- **AIM OF THE EXERCISE**
Return every entry exactly.

(Data extracted from a collection)
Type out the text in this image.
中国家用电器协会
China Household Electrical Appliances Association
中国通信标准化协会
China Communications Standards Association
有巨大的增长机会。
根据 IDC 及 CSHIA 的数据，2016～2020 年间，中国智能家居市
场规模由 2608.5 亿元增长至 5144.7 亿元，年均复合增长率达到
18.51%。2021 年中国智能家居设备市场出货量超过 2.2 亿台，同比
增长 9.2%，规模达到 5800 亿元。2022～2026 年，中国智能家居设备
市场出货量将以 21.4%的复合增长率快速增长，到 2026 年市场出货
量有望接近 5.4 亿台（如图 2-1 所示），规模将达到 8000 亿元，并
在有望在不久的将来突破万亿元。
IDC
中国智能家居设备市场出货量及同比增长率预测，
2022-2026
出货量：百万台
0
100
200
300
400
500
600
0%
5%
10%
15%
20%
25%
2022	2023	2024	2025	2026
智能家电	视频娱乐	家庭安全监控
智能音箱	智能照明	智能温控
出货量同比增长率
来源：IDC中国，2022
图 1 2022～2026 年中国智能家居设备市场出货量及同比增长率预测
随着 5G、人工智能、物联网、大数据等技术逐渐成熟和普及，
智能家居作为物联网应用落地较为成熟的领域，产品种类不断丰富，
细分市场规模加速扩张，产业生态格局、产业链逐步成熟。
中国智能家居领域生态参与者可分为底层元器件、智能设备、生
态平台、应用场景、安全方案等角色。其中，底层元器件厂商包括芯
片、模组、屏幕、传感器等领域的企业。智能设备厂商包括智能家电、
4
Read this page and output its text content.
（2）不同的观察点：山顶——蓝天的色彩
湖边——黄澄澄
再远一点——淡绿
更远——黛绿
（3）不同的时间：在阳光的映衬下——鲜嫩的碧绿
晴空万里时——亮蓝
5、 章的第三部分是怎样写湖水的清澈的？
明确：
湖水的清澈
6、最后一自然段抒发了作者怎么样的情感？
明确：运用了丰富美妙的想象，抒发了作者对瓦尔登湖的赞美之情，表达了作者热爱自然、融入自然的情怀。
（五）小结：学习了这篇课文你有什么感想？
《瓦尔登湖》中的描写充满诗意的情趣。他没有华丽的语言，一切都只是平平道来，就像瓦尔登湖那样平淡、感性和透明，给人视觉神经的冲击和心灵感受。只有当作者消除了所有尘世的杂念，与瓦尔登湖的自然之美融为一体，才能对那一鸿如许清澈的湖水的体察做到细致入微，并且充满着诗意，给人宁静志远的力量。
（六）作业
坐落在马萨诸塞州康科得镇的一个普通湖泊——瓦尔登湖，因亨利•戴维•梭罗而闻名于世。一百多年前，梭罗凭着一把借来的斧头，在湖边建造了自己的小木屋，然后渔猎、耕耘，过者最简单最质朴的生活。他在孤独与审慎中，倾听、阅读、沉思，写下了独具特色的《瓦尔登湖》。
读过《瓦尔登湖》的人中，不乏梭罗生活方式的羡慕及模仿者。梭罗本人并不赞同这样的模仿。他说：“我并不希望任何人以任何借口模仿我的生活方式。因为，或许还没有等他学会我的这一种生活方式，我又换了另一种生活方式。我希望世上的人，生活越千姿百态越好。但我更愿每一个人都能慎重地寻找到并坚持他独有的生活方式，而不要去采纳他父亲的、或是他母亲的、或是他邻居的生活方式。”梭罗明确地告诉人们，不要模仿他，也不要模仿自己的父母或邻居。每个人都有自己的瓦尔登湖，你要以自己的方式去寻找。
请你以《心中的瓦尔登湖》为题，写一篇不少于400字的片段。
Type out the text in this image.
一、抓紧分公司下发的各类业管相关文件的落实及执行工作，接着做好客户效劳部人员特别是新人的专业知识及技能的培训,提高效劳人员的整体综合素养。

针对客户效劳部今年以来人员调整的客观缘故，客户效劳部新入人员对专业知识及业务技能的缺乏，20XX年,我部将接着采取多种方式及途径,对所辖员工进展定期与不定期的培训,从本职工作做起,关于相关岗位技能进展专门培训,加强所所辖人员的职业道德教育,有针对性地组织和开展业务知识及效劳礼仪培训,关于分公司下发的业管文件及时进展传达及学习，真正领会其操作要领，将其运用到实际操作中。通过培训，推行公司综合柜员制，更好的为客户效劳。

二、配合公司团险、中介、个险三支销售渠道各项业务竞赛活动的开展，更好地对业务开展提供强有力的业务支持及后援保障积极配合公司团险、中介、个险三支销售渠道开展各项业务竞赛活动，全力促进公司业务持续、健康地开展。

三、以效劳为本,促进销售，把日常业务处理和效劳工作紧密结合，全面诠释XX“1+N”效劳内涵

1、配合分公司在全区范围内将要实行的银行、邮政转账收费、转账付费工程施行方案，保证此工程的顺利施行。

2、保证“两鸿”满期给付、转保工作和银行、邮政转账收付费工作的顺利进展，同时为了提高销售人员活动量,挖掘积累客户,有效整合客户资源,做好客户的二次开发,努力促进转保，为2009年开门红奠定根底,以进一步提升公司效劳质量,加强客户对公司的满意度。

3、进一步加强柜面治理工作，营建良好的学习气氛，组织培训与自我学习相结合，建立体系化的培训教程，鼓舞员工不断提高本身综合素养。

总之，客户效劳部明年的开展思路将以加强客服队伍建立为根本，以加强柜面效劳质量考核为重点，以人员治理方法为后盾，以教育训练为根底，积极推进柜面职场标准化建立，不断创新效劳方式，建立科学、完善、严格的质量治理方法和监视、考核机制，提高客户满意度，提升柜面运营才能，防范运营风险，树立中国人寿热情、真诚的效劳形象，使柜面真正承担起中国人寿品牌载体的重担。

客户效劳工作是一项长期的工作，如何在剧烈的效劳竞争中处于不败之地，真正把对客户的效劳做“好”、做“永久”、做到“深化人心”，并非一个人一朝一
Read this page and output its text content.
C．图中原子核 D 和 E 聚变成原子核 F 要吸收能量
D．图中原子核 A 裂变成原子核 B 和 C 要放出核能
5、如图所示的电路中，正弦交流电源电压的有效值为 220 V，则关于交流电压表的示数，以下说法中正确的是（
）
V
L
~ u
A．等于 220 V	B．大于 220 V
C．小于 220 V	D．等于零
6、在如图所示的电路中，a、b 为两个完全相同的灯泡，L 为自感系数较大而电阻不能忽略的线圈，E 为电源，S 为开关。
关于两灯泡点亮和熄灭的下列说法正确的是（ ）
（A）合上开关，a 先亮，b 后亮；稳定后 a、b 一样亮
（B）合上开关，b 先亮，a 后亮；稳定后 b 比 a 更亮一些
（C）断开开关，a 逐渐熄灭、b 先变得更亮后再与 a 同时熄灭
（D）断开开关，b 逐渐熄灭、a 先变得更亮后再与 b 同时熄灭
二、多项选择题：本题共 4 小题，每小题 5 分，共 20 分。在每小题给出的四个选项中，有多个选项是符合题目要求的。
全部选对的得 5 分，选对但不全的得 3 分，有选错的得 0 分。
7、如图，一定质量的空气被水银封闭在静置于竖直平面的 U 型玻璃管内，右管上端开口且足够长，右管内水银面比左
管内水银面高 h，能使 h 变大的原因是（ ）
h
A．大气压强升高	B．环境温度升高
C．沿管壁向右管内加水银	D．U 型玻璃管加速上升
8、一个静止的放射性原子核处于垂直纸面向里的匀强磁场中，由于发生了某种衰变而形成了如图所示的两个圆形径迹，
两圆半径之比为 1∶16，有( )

- **FINISHED ANSWER**
Type out the text in this image.
中国家用电器协会
China Household Electrical Appliances Association
中国通信标准化协会
China Communications Standards Association
有巨大的增长机会。
根据 IDC 及 CSHIA 的数据，2016～2020 年间，中国智能家居市
场规模由 2608.5 亿元增长至 5144.7 亿元，年均复合增长率达到
18.51%。2021 年中国智能家居设备市场出货量超过 2.2 亿台，同比
增长 9.2%，规模达到 5800 亿元。2022～2026 年，中国智能家居设备
市场出货量将以 21.4%的复合增长率快速增长，到 2026 年市场出货
量有望接近 5.4 亿台（如图 2-1 所示），规模将达到 8000 亿元，并
在有望在不久的将来突破万亿元。
IDC
中国智能家居设备市场出货量及同比增长率预测，
2022-2026
出货量：百万台
0
100
200
300
400
500
600
0%
5%
10%
15%
20%
25%
2022	2023	2024	2025	2026
智能家电	视频娱乐	家庭安全监控
智能音箱	智能照明	智能温控
出货量同比增长率
来源：IDC中国，2022
图 1 2022～2026 年中国智能家居设备市场出货量及同比增长率预测
随着 5G、人工智能、物联网、大数据等技术逐渐成熟和普及，
智能家居作为物联网应用落地较为成熟的领域，产品种类不断丰富，
细分市场规模加速扩张，产业生态格局、产业链逐步成熟。
中国智能家居领域生态参与者可分为底层元器件、智能设备、生
态平台、应用场景、安全方案等角色。其中，底层元器件厂商包括芯
片、模组、屏幕、传感器等领域的企业。智能设备厂商包括智能家电、
4
Read this page and output its text content.
（2）不同的观察点：山顶——蓝天的色彩
湖边——黄澄澄
再远一点——淡绿
更远——黛绿
（3）不同的时间：在阳光的映衬下——鲜嫩的碧绿
晴空万里时——亮蓝
5、 章的第三部分是怎样写湖水的清澈的？
明确：
湖水的清澈
6、最后一自然段抒发了作者怎么样的情感？
明确：运用了丰富美妙的想象，抒发了作者对瓦尔登湖的赞美之情，表达了作者热爱自然、融入自然的情怀。
（五）小结：学习了这篇课文你有什么感想？
《瓦尔登湖》中的描写充满诗意的情趣。他没有华丽的语言，一切都只是平平道来，就像瓦尔登湖那样平淡、感性和透明，给人视觉神经的冲击和心灵感受。只有当作者消除了所有尘世的杂念，与瓦尔登湖的自然之美融为一体，才能对那一鸿如许清澈的湖水的体察做到细致入微，并且充满着诗意，给人宁静志远的力量。
（六）作业
坐落在马萨诸塞州康科得镇的一个普通湖泊——瓦尔登湖，因亨利•戴维•梭罗而闻名于世。一百多年前，梭罗凭着一把借来的斧头，在湖边建造了自己的小木屋，然后渔猎、耕耘，过者最简单最质朴的生活。他在孤独与审慎中，倾听、阅读、沉思，写下了独具特色的《瓦尔登湖》。
读过《瓦尔登湖》的人中，不乏梭罗生活方式的羡慕及模仿者。梭罗本人并不赞同这样的模仿。他说：“我并不希望任何人以任何借口模仿我的生活方式。因为，或许还没有等他学会我的这一种生活方式，我又换了另一种生活方式。我希望世上的人，生活越千姿百态越好。但我更愿每一个人都能慎重地寻找到并坚持他独有的生活方式，而不要去采纳他父亲的、或是他母亲的、或是他邻居的生活方式。”梭罗明确地告诉人们，不要模仿他，也不要模仿自己的父母或邻居。每个人都有自己的瓦尔登湖，你要以自己的方式去寻找。
请你以《心中的瓦尔登湖》为题，写一篇不少于400字的片段。
Type out the text in this image.
一、抓紧分公司下发的各类业管相关文件的落实及执行工作，接着做好客户效劳部人员特别是新人的专业知识及技能的培训,提高效劳人员的整体综合素养。

针对客户效劳部今年以来人员调整的客观缘故，客户效劳部新入人员对专业知识及业务技能的缺乏，20XX年,我部将接着采取多种方式及途径,对所辖员工进展定期与不定期的培训,从本职工作做起,关于相关岗位技能进展专门培训,加强所所辖人员的职业道德教育,有针对性地组织和开展业务知识及效劳礼仪培训,关于分公司下发的业管文件及时进展传达及学习，真正领会其操作要领，将其运用到实际操作中。通过培训，推行公司综合柜员制，更好的为客户效劳。

二、配合公司团险、中介、个险三支销售渠道各项业务竞赛活动的开展，更好地对业务开展提供强有力的业务支持及后援保障积极配合公司团险、中介、个险三支销售渠道开展各项业务竞赛活动，全力促进公司业务持续、健康地开展。

三、以效劳为本,促进销售，把日常业务处理和效劳工作紧密结合，全面诠释XX“1+N”效劳内涵

1、配合分公司在全区范围内将要实行的银行、邮政转账收费、转账付费工程施行方案，保证此工程的顺利施行。

2、保证“两鸿”满期给付、转保工作和银行、邮政转账收付费工作的顺利进展，同时为了提高销售人员活动量,挖掘积累客户,有效整合客户资源,做好客户的二次开发,努力促进转保，为2009年开门红奠定根底,以进一步提升公司效劳质量,加强客户对公司的满意度。

3、进一步加强柜面治理工作，营建良好的学习气氛，组织培训与自我学习相结合，建立体系化的培训教程，鼓舞员工不断提高本身综合素养。

总之，客户效劳部明年的开展思路将以加强客服队伍建立为根本，以加强柜面效劳质量考核为重点，以人员治理方法为后盾，以教育训练为根底，积极推进柜面职场标准化建立，不断创新效劳方式，建立科学、完善、严格的质量治理方法和监视、考核机制，提高客户满意度，提升柜面运营才能，防范运营风险，树立中国人寿热情、真诚的效劳形象，使柜面真正承担起中国人寿品牌载体的重担。

客户效劳工作是一项长期的工作，如何在剧烈的效劳竞争中处于不败之地，真正把对客户的效劳做“好”、做“永久”、做到“深化人心”，并非一个人一朝一
Read this page and output its text content.
C．图中原子核 D 和 E 聚变成原子核 F 要吸收能量
D．图中原子核 A 裂变成原子核 B 和 C 要放出核能
5、如图所示的电路中，正弦交流电源电压的有效值为 220 V，则关于交流电压表的示数，以下说法中正确的是（
）
V
L
~ u
A．等于 220 V	B．大于 220 V
C．小于 220 V	D．等于零
6、在如图所示的电路中，a、b 为两个完全相同的灯泡，L 为自感系数较大而电阻不能忽略的线圈，E 为电源，S 为开关。
关于两灯泡点亮和熄灭的下列说法正确的是（ ）
（A）合上开关，a 先亮，b 后亮；稳定后 a、b 一样亮
（B）合上开关，b 先亮，a 后亮；稳定后 b 比 a 更亮一些
（C）断开开关，a 逐渐熄灭、b 先变得更亮后再与 a 同时熄灭
（D）断开开关，b 逐渐熄灭、a 先变得更亮后再与 b 同时熄灭
二、多项选择题：本题共 4 小题，每小题 5 分，共 20 分。在每小题给出的四个选项中，有多个选项是符合题目要求的。
全部选对的得 5 分，选对但不全的得 3 分，有选错的得 0 分。
7、如图，一定质量的空气被水银封闭在静置于竖直平面的 U 型玻璃管内，右管上端开口且足够长，右管内水银面比左
管内水银面高 h，能使 h 变大的原因是（ ）
h
A．大气压强升高	B．环境温度升高
C．沿管壁向右管内加水银	D．U 型玻璃管加速上升
8、一个静止的放射性原子核处于垂直纸面向里的匀强磁场中，由于发生了某种衰变而形成了如图所示的两个圆形径迹，
两圆半径之比为 1∶16，有( )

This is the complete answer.